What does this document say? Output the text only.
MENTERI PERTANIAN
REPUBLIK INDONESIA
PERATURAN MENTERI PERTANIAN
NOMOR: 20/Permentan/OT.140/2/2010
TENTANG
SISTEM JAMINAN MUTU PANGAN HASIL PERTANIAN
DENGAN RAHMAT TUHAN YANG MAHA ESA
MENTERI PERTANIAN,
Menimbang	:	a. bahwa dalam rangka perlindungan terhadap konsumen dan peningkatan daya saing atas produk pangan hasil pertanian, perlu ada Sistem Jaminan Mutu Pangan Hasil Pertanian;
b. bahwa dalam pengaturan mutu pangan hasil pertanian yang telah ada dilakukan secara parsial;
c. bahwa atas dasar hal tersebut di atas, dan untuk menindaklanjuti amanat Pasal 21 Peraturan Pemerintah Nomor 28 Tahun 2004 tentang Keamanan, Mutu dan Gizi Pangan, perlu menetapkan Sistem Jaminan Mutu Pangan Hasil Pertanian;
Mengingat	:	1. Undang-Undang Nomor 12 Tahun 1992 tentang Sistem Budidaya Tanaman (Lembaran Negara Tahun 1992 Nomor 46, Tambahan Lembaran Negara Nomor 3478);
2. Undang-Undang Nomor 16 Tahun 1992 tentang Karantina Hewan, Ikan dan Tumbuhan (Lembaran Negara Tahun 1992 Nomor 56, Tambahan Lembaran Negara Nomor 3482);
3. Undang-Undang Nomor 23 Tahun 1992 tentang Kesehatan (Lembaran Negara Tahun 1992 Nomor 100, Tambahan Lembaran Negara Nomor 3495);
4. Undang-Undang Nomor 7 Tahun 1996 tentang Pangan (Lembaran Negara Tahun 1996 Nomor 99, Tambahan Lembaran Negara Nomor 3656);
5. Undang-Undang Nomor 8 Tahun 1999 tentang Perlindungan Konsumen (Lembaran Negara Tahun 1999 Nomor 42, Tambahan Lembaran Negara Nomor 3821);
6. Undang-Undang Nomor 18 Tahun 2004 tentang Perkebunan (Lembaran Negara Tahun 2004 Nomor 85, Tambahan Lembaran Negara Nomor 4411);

▸ Exercise: Retype the material above, line by line, exactly.

▸ Answer in full:
What does this document say? Output the text only.
MENTERI PERTANIAN
REPUBLIK INDONESIA
PERATURAN MENTERI PERTANIAN
NOMOR: 20/Permentan/OT.140/2/2010
TENTANG
SISTEM JAMINAN MUTU PANGAN HASIL PERTANIAN
DENGAN RAHMAT TUHAN YANG MAHA ESA
MENTERI PERTANIAN,
Menimbang	:	a. bahwa dalam rangka perlindungan terhadap konsumen dan peningkatan daya saing atas produk pangan hasil pertanian, perlu ada Sistem Jaminan Mutu Pangan Hasil Pertanian;
b. bahwa dalam pengaturan mutu pangan hasil pertanian yang telah ada dilakukan secara parsial;
c. bahwa atas dasar hal tersebut di atas, dan untuk menindaklanjuti amanat Pasal 21 Peraturan Pemerintah Nomor 28 Tahun 2004 tentang Keamanan, Mutu dan Gizi Pangan, perlu menetapkan Sistem Jaminan Mutu Pangan Hasil Pertanian;
Mengingat	:	1. Undang-Undang Nomor 12 Tahun 1992 tentang Sistem Budidaya Tanaman (Lembaran Negara Tahun 1992 Nomor 46, Tambahan Lembaran Negara Nomor 3478);
2. Undang-Undang Nomor 16 Tahun 1992 tentang Karantina Hewan, Ikan dan Tumbuhan (Lembaran Negara Tahun 1992 Nomor 56, Tambahan Lembaran Negara Nomor 3482);
3. Undang-Undang Nomor 23 Tahun 1992 tentang Kesehatan (Lembaran Negara Tahun 1992 Nomor 100, Tambahan Lembaran Negara Nomor 3495);
4. Undang-Undang Nomor 7 Tahun 1996 tentang Pangan (Lembaran Negara Tahun 1996 Nomor 99, Tambahan Lembaran Negara Nomor 3656);
5. Undang-Undang Nomor 8 Tahun 1999 tentang Perlindungan Konsumen (Lembaran Negara Tahun 1999 Nomor 42, Tambahan Lembaran Negara Nomor 3821);
6. Undang-Undang Nomor 18 Tahun 2004 tentang Perkebunan (Lembaran Negara Tahun 2004 Nomor 85, Tambahan Lembaran Negara Nomor 4411);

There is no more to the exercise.